_Task prompt:_ Find how many lines of the listing below include the word "data", then report the number by itself.

Source records:
-- START --

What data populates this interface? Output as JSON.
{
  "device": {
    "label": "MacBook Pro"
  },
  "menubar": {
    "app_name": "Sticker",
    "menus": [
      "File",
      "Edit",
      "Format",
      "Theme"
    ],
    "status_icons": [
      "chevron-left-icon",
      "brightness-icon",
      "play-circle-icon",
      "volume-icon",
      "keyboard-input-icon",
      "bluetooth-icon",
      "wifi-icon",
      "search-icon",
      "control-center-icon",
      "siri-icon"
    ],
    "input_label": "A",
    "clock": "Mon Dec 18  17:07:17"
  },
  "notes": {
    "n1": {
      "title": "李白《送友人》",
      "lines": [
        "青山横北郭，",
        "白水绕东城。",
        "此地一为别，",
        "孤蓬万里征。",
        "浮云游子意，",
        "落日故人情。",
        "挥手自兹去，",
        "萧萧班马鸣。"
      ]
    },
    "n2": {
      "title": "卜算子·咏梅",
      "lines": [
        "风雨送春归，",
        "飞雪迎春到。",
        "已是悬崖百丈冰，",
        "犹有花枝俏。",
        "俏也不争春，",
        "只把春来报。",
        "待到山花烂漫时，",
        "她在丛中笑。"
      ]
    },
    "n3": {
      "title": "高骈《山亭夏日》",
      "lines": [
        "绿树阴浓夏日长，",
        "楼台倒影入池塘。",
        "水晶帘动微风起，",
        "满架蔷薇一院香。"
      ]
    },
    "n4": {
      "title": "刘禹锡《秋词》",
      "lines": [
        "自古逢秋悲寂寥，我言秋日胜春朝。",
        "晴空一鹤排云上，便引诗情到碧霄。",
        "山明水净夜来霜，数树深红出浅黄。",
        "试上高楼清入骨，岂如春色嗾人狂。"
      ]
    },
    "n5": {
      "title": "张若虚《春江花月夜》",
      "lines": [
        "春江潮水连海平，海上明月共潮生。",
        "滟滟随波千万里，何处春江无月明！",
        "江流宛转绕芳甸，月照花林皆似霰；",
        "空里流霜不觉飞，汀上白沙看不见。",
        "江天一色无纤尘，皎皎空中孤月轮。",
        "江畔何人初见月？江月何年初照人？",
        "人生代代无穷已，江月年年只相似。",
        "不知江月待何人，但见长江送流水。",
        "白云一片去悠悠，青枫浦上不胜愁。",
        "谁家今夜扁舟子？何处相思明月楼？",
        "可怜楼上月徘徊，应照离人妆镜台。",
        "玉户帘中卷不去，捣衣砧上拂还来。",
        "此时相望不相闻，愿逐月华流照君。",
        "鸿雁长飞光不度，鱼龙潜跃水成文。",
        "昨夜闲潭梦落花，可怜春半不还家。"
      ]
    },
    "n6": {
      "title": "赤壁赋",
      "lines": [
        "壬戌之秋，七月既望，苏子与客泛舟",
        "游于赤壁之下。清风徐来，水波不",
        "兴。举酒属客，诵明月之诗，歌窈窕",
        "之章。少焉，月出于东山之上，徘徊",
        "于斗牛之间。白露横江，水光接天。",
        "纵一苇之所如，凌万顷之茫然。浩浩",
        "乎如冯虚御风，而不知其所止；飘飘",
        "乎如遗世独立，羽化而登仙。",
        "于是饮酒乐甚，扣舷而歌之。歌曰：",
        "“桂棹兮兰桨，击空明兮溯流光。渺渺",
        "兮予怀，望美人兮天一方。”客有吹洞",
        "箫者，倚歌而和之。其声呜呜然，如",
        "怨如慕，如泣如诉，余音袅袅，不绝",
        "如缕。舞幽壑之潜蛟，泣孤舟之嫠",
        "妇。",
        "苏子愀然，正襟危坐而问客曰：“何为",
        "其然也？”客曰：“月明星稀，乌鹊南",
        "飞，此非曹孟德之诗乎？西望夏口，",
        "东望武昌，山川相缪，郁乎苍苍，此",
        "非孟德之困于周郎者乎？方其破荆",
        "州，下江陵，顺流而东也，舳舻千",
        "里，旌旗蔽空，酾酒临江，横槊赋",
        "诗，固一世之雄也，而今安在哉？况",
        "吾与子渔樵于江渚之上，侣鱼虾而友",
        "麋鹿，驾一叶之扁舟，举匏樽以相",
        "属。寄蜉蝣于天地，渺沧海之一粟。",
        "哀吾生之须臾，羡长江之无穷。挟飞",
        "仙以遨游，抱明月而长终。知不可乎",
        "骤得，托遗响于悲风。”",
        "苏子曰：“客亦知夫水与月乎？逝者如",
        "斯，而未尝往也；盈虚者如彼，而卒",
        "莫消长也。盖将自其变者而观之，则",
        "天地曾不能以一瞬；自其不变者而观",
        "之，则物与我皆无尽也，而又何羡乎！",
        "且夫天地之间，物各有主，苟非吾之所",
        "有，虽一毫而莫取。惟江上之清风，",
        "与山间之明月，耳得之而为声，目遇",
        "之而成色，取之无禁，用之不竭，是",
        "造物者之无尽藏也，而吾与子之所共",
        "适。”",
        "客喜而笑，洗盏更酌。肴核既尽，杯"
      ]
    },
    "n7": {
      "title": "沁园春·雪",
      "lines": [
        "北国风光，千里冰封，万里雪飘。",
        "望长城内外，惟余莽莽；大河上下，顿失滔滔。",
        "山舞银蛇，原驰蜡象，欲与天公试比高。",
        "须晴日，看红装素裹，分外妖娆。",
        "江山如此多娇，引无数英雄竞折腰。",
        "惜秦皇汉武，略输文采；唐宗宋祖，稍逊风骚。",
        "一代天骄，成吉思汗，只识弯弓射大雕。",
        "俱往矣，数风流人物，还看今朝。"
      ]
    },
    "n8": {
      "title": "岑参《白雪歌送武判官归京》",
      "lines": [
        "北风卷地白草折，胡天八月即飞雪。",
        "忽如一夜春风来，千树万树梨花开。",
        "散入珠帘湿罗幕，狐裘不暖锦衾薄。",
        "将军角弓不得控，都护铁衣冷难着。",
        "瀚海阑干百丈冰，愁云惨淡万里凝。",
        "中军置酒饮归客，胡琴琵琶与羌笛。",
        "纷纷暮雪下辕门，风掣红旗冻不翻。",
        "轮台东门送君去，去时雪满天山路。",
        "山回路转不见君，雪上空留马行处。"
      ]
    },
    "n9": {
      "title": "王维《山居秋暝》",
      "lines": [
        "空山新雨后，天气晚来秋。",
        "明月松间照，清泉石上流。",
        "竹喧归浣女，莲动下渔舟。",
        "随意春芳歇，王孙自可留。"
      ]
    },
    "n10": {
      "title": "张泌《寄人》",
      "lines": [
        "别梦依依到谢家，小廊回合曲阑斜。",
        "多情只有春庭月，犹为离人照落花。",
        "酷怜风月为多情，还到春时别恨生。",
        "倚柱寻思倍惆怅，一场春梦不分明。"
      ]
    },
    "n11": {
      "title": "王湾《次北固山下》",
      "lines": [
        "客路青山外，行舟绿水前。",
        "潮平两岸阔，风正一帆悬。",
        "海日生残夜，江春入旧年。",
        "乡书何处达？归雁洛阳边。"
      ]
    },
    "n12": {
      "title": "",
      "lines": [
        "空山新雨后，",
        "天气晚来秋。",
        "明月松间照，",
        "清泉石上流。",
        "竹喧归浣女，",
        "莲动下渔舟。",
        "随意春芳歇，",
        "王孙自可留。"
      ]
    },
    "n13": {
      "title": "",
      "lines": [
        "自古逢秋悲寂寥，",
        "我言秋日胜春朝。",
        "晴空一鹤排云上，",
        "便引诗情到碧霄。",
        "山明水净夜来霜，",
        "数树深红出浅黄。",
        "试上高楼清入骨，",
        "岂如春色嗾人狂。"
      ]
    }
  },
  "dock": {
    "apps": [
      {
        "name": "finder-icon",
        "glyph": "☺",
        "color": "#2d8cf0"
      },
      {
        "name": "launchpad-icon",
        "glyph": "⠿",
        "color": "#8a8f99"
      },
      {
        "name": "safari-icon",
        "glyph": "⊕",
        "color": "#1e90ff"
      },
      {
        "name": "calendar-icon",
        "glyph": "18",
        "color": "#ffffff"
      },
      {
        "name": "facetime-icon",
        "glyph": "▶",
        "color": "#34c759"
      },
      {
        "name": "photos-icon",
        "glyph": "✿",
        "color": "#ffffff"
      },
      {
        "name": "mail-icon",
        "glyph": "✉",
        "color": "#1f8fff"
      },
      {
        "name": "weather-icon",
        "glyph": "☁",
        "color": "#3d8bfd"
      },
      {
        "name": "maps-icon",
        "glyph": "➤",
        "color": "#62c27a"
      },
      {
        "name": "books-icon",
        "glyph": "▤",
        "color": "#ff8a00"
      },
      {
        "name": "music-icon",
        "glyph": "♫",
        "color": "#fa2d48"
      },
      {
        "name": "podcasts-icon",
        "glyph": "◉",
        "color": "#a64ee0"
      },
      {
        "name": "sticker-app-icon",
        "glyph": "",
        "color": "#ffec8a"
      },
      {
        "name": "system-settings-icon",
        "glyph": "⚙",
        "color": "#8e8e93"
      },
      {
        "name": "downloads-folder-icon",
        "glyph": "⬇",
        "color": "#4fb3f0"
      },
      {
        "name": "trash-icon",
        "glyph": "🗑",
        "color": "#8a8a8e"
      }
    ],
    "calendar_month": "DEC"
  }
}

-- END --
-- START --

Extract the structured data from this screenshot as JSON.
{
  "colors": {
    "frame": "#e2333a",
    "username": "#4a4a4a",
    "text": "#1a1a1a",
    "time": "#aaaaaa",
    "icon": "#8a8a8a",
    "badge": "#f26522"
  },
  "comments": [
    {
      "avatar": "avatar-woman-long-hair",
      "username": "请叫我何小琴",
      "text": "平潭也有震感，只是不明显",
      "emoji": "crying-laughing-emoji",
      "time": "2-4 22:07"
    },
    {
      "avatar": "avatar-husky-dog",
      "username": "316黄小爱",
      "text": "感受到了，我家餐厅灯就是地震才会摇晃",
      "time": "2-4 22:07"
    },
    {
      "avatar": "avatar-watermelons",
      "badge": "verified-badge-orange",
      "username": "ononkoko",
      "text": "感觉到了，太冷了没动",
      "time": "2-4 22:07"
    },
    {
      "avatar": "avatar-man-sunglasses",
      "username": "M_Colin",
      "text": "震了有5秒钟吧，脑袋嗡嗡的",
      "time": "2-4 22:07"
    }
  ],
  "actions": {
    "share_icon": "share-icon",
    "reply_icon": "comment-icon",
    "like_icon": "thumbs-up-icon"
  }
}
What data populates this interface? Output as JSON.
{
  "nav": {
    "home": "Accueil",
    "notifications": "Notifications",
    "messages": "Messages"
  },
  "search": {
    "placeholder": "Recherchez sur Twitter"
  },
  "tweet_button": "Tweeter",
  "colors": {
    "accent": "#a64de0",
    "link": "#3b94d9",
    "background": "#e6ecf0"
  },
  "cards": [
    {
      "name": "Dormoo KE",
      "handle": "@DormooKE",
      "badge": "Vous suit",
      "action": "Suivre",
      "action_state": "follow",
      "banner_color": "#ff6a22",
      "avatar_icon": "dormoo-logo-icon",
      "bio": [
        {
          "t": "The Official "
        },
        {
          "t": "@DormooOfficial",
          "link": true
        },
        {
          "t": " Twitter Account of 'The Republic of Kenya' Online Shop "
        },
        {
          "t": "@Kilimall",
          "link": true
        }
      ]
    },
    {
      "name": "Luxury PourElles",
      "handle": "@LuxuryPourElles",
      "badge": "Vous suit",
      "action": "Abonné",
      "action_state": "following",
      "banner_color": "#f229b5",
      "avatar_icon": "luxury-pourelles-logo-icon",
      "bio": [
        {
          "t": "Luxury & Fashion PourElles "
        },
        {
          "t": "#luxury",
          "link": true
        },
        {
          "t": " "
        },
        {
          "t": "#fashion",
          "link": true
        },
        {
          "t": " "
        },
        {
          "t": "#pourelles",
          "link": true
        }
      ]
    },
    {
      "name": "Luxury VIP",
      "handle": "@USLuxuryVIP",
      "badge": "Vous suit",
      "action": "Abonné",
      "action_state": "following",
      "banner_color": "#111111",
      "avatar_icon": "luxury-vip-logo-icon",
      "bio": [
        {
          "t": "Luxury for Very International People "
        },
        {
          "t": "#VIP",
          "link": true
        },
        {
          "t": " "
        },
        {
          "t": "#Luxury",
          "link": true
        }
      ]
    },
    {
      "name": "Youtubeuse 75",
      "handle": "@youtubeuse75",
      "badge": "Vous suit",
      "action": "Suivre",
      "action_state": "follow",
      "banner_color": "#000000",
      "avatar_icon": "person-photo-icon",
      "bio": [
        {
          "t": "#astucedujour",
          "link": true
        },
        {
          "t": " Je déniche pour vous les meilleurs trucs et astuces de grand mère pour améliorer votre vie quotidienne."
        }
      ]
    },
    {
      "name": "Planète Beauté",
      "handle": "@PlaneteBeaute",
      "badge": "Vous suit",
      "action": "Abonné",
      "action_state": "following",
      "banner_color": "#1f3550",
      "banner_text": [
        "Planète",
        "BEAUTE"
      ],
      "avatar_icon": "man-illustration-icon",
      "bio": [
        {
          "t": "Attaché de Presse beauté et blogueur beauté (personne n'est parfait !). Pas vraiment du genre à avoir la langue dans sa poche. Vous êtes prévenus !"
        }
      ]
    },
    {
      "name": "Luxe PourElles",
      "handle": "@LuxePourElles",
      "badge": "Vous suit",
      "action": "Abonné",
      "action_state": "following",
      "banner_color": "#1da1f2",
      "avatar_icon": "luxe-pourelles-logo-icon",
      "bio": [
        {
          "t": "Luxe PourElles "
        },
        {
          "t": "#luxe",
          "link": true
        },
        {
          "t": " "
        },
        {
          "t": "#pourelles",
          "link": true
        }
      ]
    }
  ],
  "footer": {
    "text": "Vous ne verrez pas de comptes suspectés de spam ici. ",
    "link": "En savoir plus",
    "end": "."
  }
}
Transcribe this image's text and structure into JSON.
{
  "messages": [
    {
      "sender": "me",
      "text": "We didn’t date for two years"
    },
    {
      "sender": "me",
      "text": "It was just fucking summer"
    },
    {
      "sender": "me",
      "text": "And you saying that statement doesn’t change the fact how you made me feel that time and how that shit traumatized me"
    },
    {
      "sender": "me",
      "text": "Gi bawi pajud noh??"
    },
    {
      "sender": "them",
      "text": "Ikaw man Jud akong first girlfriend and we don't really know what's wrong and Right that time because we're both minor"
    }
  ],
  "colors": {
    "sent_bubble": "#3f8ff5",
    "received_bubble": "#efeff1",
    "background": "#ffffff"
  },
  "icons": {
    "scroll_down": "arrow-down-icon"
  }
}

-- END --
-- START --

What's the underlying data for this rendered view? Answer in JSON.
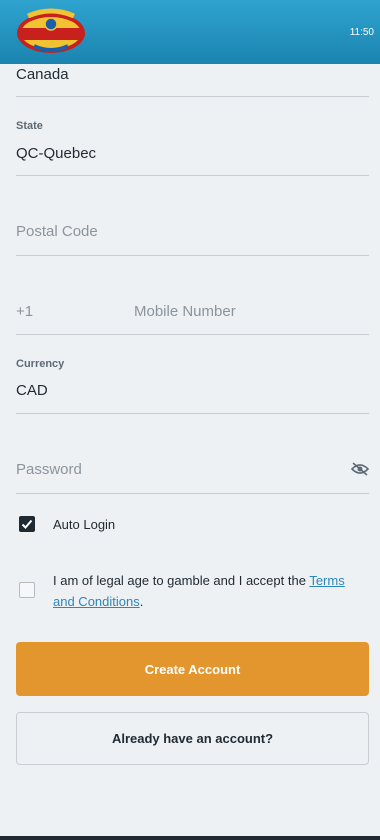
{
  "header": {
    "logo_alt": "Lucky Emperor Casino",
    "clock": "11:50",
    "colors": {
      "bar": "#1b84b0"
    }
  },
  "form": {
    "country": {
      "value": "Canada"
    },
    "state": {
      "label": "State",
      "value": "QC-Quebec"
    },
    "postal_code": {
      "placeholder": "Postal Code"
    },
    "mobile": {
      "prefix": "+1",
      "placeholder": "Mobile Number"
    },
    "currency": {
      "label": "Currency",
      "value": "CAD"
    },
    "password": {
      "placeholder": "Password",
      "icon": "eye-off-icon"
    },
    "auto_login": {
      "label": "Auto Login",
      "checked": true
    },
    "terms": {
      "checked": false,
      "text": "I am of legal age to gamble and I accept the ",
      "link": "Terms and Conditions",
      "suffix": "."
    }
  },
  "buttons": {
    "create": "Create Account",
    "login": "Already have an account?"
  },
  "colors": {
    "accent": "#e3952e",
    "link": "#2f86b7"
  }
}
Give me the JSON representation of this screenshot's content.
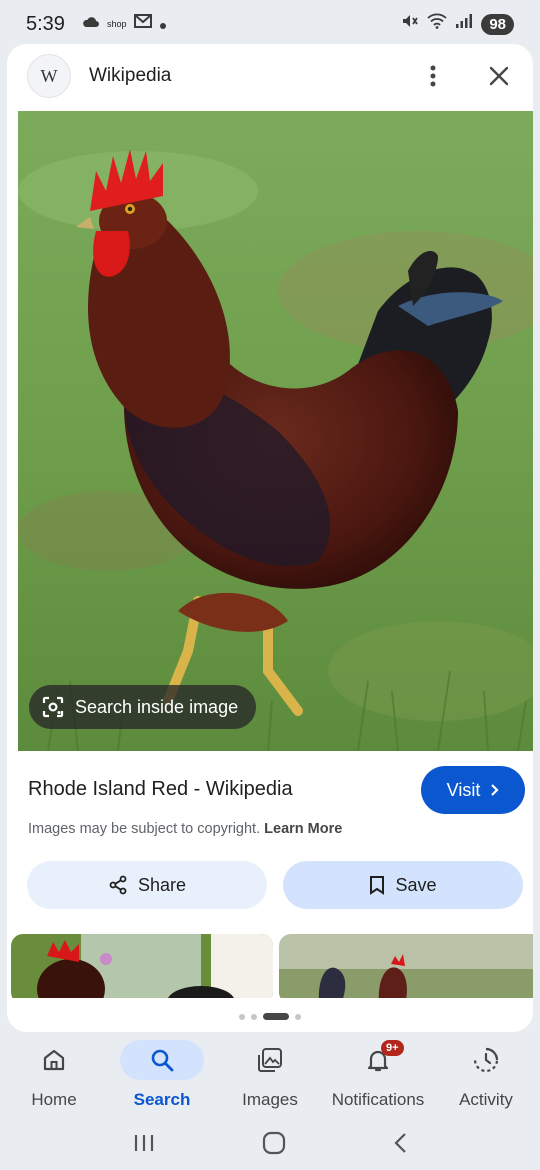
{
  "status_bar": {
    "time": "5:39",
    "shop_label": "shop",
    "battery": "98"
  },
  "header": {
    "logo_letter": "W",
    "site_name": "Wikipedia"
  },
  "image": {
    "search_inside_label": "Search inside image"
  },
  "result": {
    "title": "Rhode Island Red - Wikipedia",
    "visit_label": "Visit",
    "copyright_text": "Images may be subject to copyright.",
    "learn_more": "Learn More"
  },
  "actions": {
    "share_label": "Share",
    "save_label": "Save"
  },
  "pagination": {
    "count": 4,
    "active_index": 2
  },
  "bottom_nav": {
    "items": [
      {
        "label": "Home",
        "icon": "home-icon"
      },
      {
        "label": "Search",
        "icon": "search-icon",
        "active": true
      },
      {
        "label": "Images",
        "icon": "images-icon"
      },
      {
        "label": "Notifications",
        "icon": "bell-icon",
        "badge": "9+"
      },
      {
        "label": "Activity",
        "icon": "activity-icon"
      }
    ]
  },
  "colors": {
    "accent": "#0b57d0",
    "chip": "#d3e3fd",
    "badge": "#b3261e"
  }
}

-- END --

_Exercise response:_ 4